─── Excerpted data

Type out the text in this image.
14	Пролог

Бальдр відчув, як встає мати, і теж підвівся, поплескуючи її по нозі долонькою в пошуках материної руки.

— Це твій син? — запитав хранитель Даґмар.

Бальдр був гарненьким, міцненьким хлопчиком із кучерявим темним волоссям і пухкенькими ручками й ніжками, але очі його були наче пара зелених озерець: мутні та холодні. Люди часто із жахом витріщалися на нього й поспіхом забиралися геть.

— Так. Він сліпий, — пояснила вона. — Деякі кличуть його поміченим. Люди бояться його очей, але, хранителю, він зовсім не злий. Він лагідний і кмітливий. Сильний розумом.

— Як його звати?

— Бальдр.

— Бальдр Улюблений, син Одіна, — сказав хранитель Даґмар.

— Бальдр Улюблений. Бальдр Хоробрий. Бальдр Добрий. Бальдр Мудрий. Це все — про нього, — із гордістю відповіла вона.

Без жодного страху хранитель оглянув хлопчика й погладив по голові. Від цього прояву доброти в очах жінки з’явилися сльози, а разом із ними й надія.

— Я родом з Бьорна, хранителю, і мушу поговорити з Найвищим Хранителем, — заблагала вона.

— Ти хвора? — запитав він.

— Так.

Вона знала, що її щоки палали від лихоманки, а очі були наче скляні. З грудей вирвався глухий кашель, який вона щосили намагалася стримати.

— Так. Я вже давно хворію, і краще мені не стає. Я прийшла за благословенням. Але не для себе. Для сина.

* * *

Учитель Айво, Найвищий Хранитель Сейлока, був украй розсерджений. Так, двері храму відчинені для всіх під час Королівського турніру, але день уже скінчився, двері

──────

§ Exercise: Reproduce the data in full, exactly as presented.

§ Solution to this task:
Type out the text in this image.
14	Пролог

Бальдр відчув, як встає мати, і теж підвівся, поплескуючи її по нозі долонькою в пошуках материної руки.

— Це твій син? — запитав хранитель Даґмар.

Бальдр був гарненьким, міцненьким хлопчиком із кучерявим темним волоссям і пухкенькими ручками й ніжками, але очі його були наче пара зелених озерець: мутні та холодні. Люди часто із жахом витріщалися на нього й поспіхом забиралися геть.

— Так. Він сліпий, — пояснила вона. — Деякі кличуть його поміченим. Люди бояться його очей, але, хранителю, він зовсім не злий. Він лагідний і кмітливий. Сильний розумом.

— Як його звати?

— Бальдр.

— Бальдр Улюблений, син Одіна, — сказав хранитель Даґмар.

— Бальдр Улюблений. Бальдр Хоробрий. Бальдр Добрий. Бальдр Мудрий. Це все — про нього, — із гордістю відповіла вона.

Без жодного страху хранитель оглянув хлопчика й погладив по голові. Від цього прояву доброти в очах жінки з’явилися сльози, а разом із ними й надія.

— Я родом з Бьорна, хранителю, і мушу поговорити з Найвищим Хранителем, — заблагала вона.

— Ти хвора? — запитав він.

— Так.

Вона знала, що її щоки палали від лихоманки, а очі були наче скляні. З грудей вирвався глухий кашель, який вона щосили намагалася стримати.

— Так. Я вже давно хворію, і краще мені не стає. Я прийшла за благословенням. Але не для себе. Для сина.

* * *

Учитель Айво, Найвищий Хранитель Сейлока, був украй розсерджений. Так, двері храму відчинені для всіх під час Королівського турніру, але день уже скінчився, двері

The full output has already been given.